Hydro-electric Power Scheme Letter 1920

H. RICHMOND CLIMIE, B.SC. (GLASGOW).
A.M.I.C.E., A.M.I.E.E.

Hastings
26th, March 1920

Sir Andrew Russell,
“Tunanui [Tuna Nui]”
Hastings

Sir,

Hydro-electric Power.

We have the honour to report as follows on the proposal to develop the waterpower on the Otukarara [Otekarara] Stream to supply your district with electric light and power.

The report is accompanied by two plans, No. 1 showing in outline the various ways of harnessing the stream, and No. 2 the location of the stations and settlers houses, and the outline of the transmission and distribution system.

Power requirements.
We shall consider first the amount of power to be provided. We assume that the eight stations and the thirty-two settlers will all be consumers, and that, due to increased settlement, an additional ten houses will be supplied.

Lighting.
It will be found that only about one third of the total number of lights installed, (which we estimate will be eight hundred of fifty candle-power each), will be switched on simultaneously. This will require at the power station an output of twenty-seven horse-power.

Electric Irons.
Ultimately there will be about sixty irons connected of which number one half will be in use simultaneously during the day and one quarter in the evening. These will increase the demand on the power station, at those times, by twenty-eight and fourteen horsepower, respectively.

H. RICHMOND CLIMIE, B.SC. (GLASGOW)
A.M.I.C.E. A.M.I.E.E.

Radiators.
These will not be so generally used as the electric irons, but we estimate that they will increase the load during lighting hours, at certain seasons, by about ten horsepower.  [Handwritten – 1 H.P. each]

Ovens.
The high cost of installation will restrict the general use of current for cooking. The demand on the power station for this purpose will, we estimate, be fifty horsepower during lighting hours and twenty horsepower at other times.   [Handwritten 30/40½ complete]

Power.
A five horsepower motor will provide the individual consumer with all the power required for an eight-stand shearing plant, and other farm purposes. The output of an electric motor is limited by heating, and it can carry, temporarily, an overload of 100% without losing speed appreciably. The demand for power will be heaviest during the shearing season, and will be proportional to the total number of stands in operation, at the same time, throughout the district. We consider it will not exceed fifty horsepower, and will not overlap the demand for lighting.

Summary.
The maximum load during the day will be due to the coincidence of the demand for power (50 H.P.), for heating (28 H.P.), and for cooking (20 H.P.) and will amount to ninety-eight horse-power. The maximum load on the power station during the evening will be due to the coincidence of the demand for lighting (27 H.P.) for heating (24 H.P.) and for cooking (50 H.P.) and will amount to one hundred and one horsepower.

If, however, electric cooking, is not attempted the maximum demand at any time need not exceed fifty horsepower provided that most of the ironing, during the shearing season, is done in the evening, and that the number of shearing stands in operation, simultaneously, is arranged not to exceed seventy.

H. RICHMOND CLIMIE, B.SC. (GLASGOW)
A.M.I.C.E. A.M.I.E.E.

▶ [Given entries]
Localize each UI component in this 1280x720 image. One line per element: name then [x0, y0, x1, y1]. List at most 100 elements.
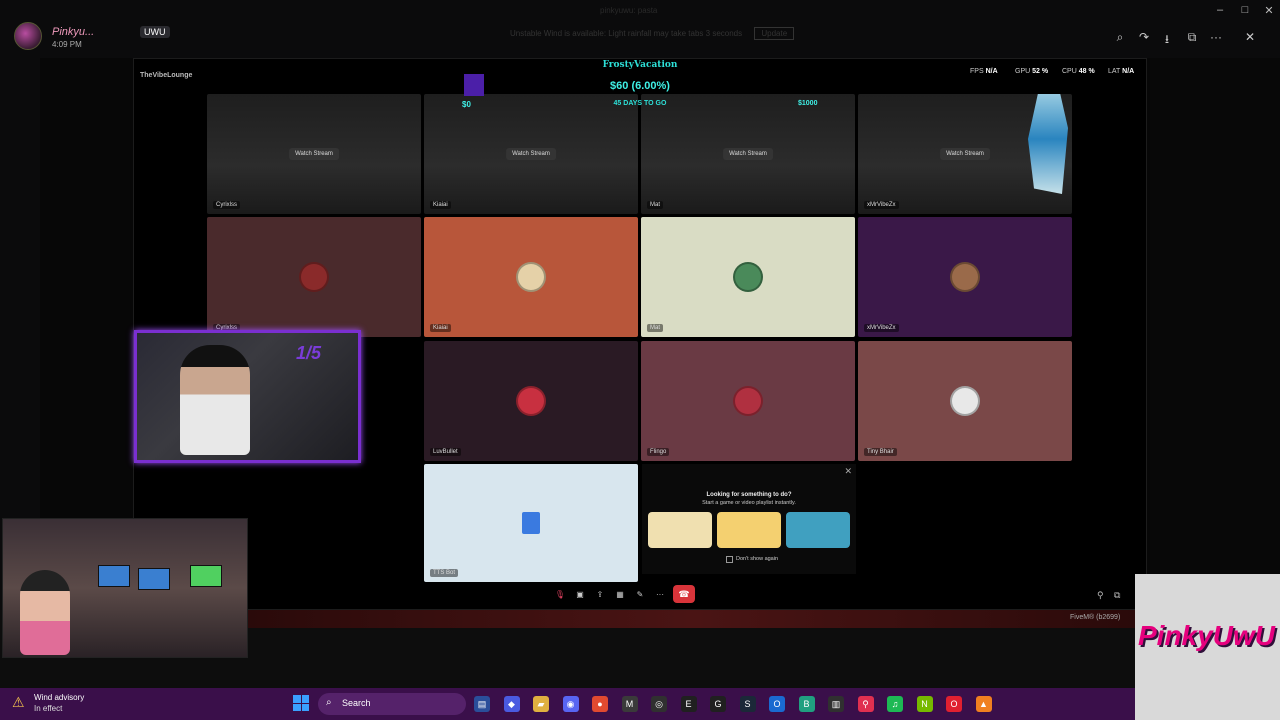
- camera-icon[interactable]: ▣: [573, 590, 587, 599]
- user-tile-1[interactable]: Cyrixlss: [207, 217, 421, 337]
- gpu-stat: GPU 52 %: [1015, 68, 1048, 75]
- activity-card-1[interactable]: [648, 512, 712, 548]
- user-tile-3[interactable]: Mat: [641, 217, 855, 337]
- pin-icon[interactable]: ⚲: [1097, 590, 1104, 601]
- search-icon: ⌕: [326, 697, 332, 708]
- user-avatar: [950, 262, 980, 292]
- zoom-icon[interactable]: ⌕: [1111, 30, 1129, 45]
- stream-tile-1[interactable]: Watch Stream Cyrixlss: [207, 94, 421, 214]
- room-monitor: [98, 565, 130, 587]
- taskbar-mail-icon[interactable]: M: [621, 696, 638, 712]
- donation-title: FrostyVacation: [602, 60, 678, 70]
- mic-icon[interactable]: 🎙: [553, 590, 567, 599]
- taskbar-nvidia-icon[interactable]: N: [916, 696, 933, 712]
- taskbar-bot-icon[interactable]: B: [798, 696, 815, 712]
- update-notice-text: Unstable Wind is available: Light rainfa…: [510, 29, 743, 38]
- more-icon[interactable]: ···: [1207, 30, 1225, 44]
- fps-value: N/A: [985, 68, 998, 75]
- poster-name[interactable]: Pinkyu...: [52, 26, 94, 38]
- watch-stream-button[interactable]: Watch Stream: [940, 148, 990, 160]
- update-button[interactable]: Update: [754, 27, 795, 40]
- activity-card-2[interactable]: [717, 512, 781, 548]
- taskbar-spotify-icon[interactable]: ♫: [887, 696, 903, 712]
- user-label: Tiny Bhair: [864, 448, 897, 456]
- search-label: Search: [342, 698, 371, 708]
- taskbar-search[interactable]: [318, 693, 466, 715]
- watch-stream-button[interactable]: Watch Stream: [506, 148, 556, 160]
- fps-stat: FPS N/A: [970, 68, 998, 75]
- grid-icon[interactable]: ▦: [613, 590, 627, 599]
- tab-title: pinkyuwu: pasta: [600, 6, 658, 15]
- gpu-label: GPU: [1015, 68, 1031, 75]
- close-viewer-icon[interactable]: ✕: [1241, 30, 1259, 44]
- download-icon[interactable]: ⭳: [1158, 30, 1176, 51]
- minimize-icon[interactable]: –: [1211, 4, 1229, 16]
- user-avatar: [950, 386, 980, 416]
- user-label: xMrVibeZx: [864, 324, 899, 332]
- user-tile-7[interactable]: Tiny Bhair: [858, 341, 1072, 461]
- poster-avatar[interactable]: [14, 22, 42, 50]
- taskbar-opera-icon[interactable]: O: [946, 696, 962, 712]
- right-panel: [1150, 58, 1280, 578]
- taskbar-epic-icon[interactable]: E: [680, 696, 697, 712]
- more-options-icon[interactable]: ···: [653, 590, 667, 599]
- taskbar-steam-icon[interactable]: S: [739, 696, 756, 712]
- stream-user-label: Kiaiai: [430, 201, 451, 209]
- taskbar-vlc-icon[interactable]: ▲: [975, 696, 992, 712]
- taskbar-github-icon[interactable]: G: [710, 696, 726, 712]
- user-avatar: [516, 386, 546, 416]
- room-person-figure: [20, 570, 70, 655]
- taskbar-files-icon[interactable]: ▤: [474, 696, 490, 712]
- user-label: Flingo: [647, 448, 670, 456]
- cpu-value: 48 %: [1078, 68, 1095, 75]
- screen-share-icon[interactable]: ⇪: [593, 590, 607, 599]
- taskbar-maps-icon[interactable]: ⚲: [857, 696, 874, 712]
- taskbar-outlook-icon[interactable]: O: [769, 696, 785, 712]
- close-popup-icon[interactable]: ✕: [844, 466, 852, 477]
- maximize-icon[interactable]: □: [1236, 4, 1254, 16]
- taskbar-obs-icon[interactable]: ◎: [651, 696, 667, 712]
- hangup-button[interactable]: ☎: [673, 585, 695, 603]
- stream-tile-3[interactable]: Watch Stream Mat: [641, 94, 855, 214]
- share-icon[interactable]: ↷: [1135, 30, 1153, 44]
- lat-label: LAT: [1108, 68, 1121, 75]
- user-tile-2[interactable]: Kiaiai: [424, 217, 638, 337]
- user-tile-5[interactable]: LuvBullet: [424, 341, 638, 461]
- poster-time: 4:09 PM: [52, 40, 82, 49]
- activity-card-3[interactable]: [786, 512, 850, 548]
- open-external-icon[interactable]: ⧉: [1183, 30, 1201, 45]
- taskbar-copilot-icon[interactable]: ◆: [503, 696, 520, 712]
- server-name: TheVibeLounge: [140, 72, 193, 79]
- watch-stream-button[interactable]: Watch Stream: [723, 148, 773, 160]
- weather-title[interactable]: Wind advisory: [34, 693, 84, 702]
- game-band: [248, 610, 1138, 628]
- taskbar-audio-icon[interactable]: ▥: [828, 696, 844, 712]
- weather-warning-icon[interactable]: ⚠: [12, 694, 30, 712]
- room-monitor: [138, 568, 170, 590]
- start-button[interactable]: [293, 695, 309, 711]
- channel-logo: PinkyUwU: [1138, 620, 1275, 651]
- ice-overlay-graphic: [1028, 94, 1068, 194]
- taskbar-chrome-icon[interactable]: ●: [592, 696, 608, 712]
- user-avatar: [516, 262, 546, 292]
- dont-show-label: Don't show again: [736, 556, 779, 562]
- activity-suggestion-popup: ✕ Looking for something to do? Start a g…: [642, 464, 856, 574]
- stream-user-label: Cyrixlss: [213, 201, 240, 209]
- streamer-figure: [180, 345, 250, 455]
- tts-bot-tile[interactable]: TTS Bot: [424, 464, 638, 582]
- taskbar-discord-icon[interactable]: ◉: [562, 696, 579, 712]
- pencil-icon[interactable]: ✎: [633, 590, 647, 599]
- dont-show-checkbox[interactable]: [726, 556, 733, 563]
- popout-icon[interactable]: ⧉: [1114, 590, 1120, 601]
- stream-tile-4[interactable]: Watch Stream xMrVibeZx: [858, 94, 1072, 214]
- donation-progress-bar: [464, 74, 484, 96]
- taskbar-folder-icon[interactable]: ▰: [533, 696, 549, 712]
- stream-tile-2[interactable]: Watch Stream Kiaiai: [424, 94, 638, 214]
- user-label: LuvBullet: [430, 448, 461, 456]
- activity-subtitle: Start a game or video playlist instantly…: [702, 500, 796, 506]
- user-tile-4[interactable]: xMrVibeZx: [858, 217, 1072, 337]
- watch-stream-button[interactable]: Watch Stream: [289, 148, 339, 160]
- user-tile-6[interactable]: Flingo: [641, 341, 855, 461]
- update-notice: Unstable Wind is available: Light rainfa…: [510, 27, 795, 40]
- close-window-icon[interactable]: ✕: [1260, 4, 1278, 17]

▶ [The task] Reproduce everything in the 1920 hydro-electric power letter from "The report is" down to "Electric Irons.". None of the data is needed here.

▶ [Output of the task]
The report is accompanied by two plans, No. 1 showing in outline the various ways of harnessing the stream, and No. 2 the location of the stations and settlers houses, and the outline of the transmission and distribution system.

Power requirements.
We shall consider first the amount of power to be provided. We assume that the eight stations and the thirty-two settlers will all be consumers, and that, due to increased settlement, an additional ten houses will be supplied.

Lighting.
It will be found that only about one third of the total number of lights installed, (which we estimate will be eight hundred of fifty candle-power each), will be switched on simultaneously. This will require at the power station an output of twenty-seven horse-power.

Electric Irons.